EXERCISE
Go through the listing and return every line with "камеру" in it.

(Data extracted from a collection)
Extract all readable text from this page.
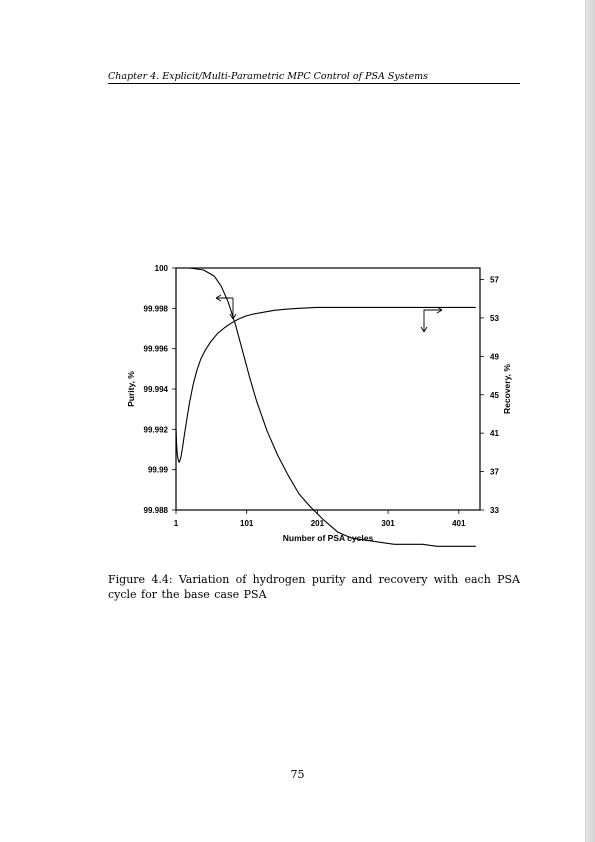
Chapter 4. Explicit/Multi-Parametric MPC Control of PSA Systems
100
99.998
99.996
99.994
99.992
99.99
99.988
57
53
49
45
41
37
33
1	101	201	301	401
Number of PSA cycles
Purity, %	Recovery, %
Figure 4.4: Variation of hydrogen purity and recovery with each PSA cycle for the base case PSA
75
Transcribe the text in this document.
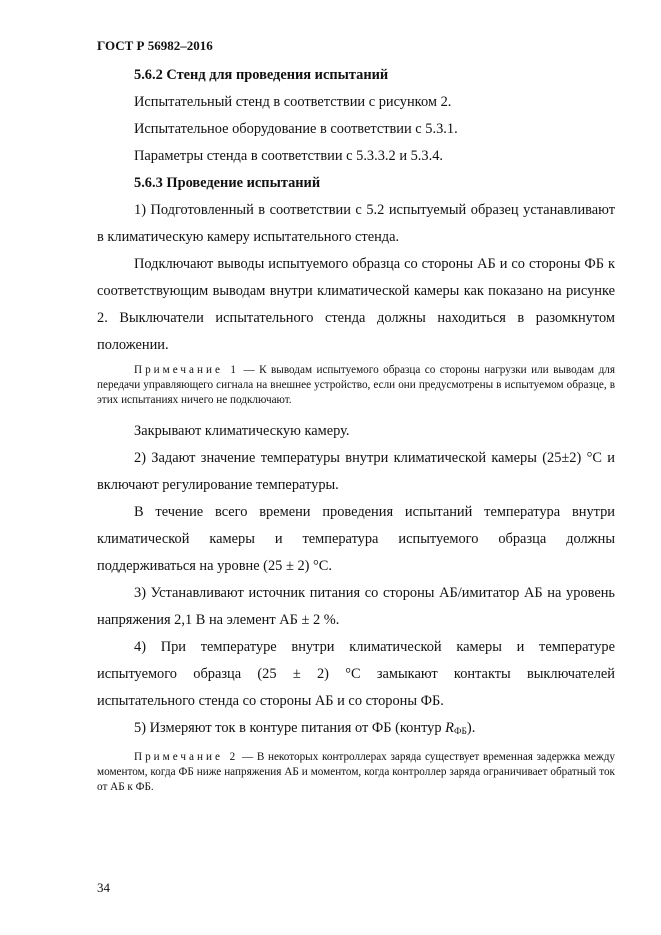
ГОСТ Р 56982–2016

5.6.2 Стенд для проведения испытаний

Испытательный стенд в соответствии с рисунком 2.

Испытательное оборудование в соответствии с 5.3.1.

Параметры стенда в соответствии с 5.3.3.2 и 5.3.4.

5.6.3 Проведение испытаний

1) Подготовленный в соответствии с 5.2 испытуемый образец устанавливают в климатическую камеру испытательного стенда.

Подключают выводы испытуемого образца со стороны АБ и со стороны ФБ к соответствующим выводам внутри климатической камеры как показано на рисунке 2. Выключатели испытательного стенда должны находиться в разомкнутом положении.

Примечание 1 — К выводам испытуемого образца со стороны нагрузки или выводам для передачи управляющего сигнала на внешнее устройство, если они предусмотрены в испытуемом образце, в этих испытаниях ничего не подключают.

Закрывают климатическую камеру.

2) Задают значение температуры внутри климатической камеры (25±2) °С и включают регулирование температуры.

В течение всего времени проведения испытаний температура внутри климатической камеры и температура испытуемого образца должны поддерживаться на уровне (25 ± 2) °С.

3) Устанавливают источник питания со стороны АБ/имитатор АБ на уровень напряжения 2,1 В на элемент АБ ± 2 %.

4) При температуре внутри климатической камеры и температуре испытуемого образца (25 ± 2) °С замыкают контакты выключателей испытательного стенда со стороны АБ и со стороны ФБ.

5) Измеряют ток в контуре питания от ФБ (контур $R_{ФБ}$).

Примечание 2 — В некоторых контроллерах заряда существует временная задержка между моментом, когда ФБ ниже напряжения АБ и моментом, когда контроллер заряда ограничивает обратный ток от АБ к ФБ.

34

---

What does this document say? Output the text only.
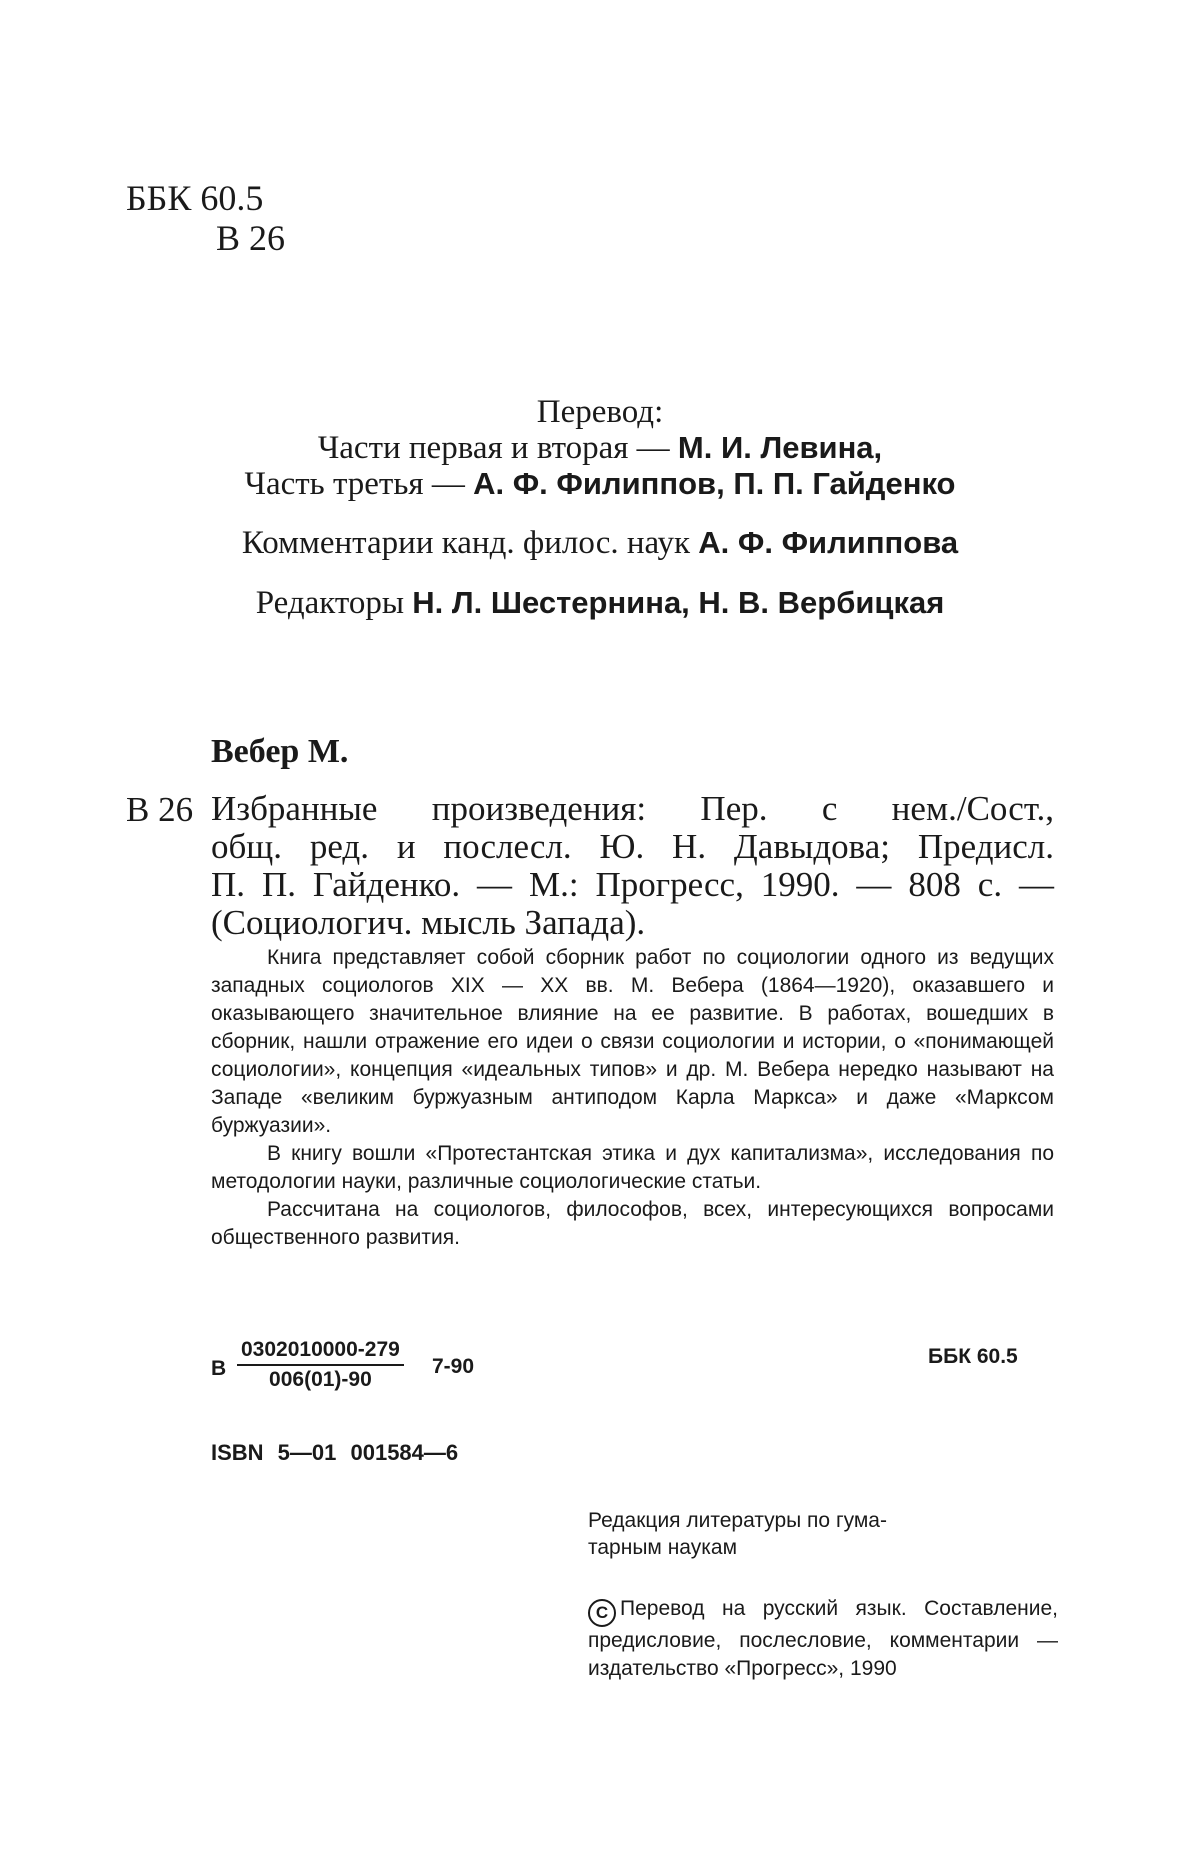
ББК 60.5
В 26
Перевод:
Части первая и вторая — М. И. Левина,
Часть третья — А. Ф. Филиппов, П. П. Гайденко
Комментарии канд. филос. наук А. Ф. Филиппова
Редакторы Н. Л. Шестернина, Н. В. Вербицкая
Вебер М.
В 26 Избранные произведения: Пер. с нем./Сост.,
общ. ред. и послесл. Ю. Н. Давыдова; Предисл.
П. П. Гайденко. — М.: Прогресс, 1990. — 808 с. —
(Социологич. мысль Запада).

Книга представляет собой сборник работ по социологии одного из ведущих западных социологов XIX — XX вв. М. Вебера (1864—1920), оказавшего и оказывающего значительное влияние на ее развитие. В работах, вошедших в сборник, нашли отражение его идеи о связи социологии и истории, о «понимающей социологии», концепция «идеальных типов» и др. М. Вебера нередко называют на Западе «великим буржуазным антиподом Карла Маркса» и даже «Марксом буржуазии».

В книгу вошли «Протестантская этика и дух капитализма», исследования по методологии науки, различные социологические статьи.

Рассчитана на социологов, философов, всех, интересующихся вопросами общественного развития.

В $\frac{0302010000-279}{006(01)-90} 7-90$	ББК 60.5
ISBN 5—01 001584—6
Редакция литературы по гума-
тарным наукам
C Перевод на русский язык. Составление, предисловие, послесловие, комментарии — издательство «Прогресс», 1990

COMPLETED TASK
1) Подготовленный в соответствии с 5.2 испытуемый образец устанавливают в климатическую камеру испытательного стенда.
Закрывают климатическую камеру.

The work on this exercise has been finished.